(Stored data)
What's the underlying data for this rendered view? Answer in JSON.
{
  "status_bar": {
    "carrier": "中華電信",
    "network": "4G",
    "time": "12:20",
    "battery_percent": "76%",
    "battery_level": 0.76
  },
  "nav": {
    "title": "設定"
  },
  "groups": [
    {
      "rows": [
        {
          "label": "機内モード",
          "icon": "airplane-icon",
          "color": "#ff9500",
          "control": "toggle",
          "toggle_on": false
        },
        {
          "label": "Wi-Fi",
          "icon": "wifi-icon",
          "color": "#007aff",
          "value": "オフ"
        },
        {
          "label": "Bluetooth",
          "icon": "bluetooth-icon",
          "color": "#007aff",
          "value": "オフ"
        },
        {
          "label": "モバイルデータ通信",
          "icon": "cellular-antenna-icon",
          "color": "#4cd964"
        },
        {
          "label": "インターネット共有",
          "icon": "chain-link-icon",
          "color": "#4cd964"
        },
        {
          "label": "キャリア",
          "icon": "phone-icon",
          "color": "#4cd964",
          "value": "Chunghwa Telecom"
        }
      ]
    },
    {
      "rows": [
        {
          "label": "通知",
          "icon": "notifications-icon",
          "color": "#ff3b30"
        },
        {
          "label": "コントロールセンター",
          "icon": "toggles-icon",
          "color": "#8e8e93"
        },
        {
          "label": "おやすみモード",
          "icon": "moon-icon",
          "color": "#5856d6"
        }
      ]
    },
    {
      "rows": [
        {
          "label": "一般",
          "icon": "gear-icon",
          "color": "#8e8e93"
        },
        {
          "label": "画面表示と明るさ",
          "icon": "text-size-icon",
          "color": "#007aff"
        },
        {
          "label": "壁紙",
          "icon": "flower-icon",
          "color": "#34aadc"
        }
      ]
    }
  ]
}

What you have to do: Transcribe every line of the data, exactly as it stands.

Worked answer:
What's the underlying data for this rendered view? Answer in JSON.
{
  "status_bar": {
    "carrier": "中華電信",
    "network": "4G",
    "time": "12:20",
    "battery_percent": "76%",
    "battery_level": 0.76
  },
  "nav": {
    "title": "設定"
  },
  "groups": [
    {
      "rows": [
        {
          "label": "機内モード",
          "icon": "airplane-icon",
          "color": "#ff9500",
          "control": "toggle",
          "toggle_on": false
        },
        {
          "label": "Wi-Fi",
          "icon": "wifi-icon",
          "color": "#007aff",
          "value": "オフ"
        },
        {
          "label": "Bluetooth",
          "icon": "bluetooth-icon",
          "color": "#007aff",
          "value": "オフ"
        },
        {
          "label": "モバイルデータ通信",
          "icon": "cellular-antenna-icon",
          "color": "#4cd964"
        },
        {
          "label": "インターネット共有",
          "icon": "chain-link-icon",
          "color": "#4cd964"
        },
        {
          "label": "キャリア",
          "icon": "phone-icon",
          "color": "#4cd964",
          "value": "Chunghwa Telecom"
        }
      ]
    },
    {
      "rows": [
        {
          "label": "通知",
          "icon": "notifications-icon",
          "color": "#ff3b30"
        },
        {
          "label": "コントロールセンター",
          "icon": "toggles-icon",
          "color": "#8e8e93"
        },
        {
          "label": "おやすみモード",
          "icon": "moon-icon",
          "color": "#5856d6"
        }
      ]
    },
    {
      "rows": [
        {
          "label": "一般",
          "icon": "gear-icon",
          "color": "#8e8e93"
        },
        {
          "label": "画面表示と明るさ",
          "icon": "text-size-icon",
          "color": "#007aff"
        },
        {
          "label": "壁紙",
          "icon": "flower-icon",
          "color": "#34aadc"
        }
      ]
    }
  ]
}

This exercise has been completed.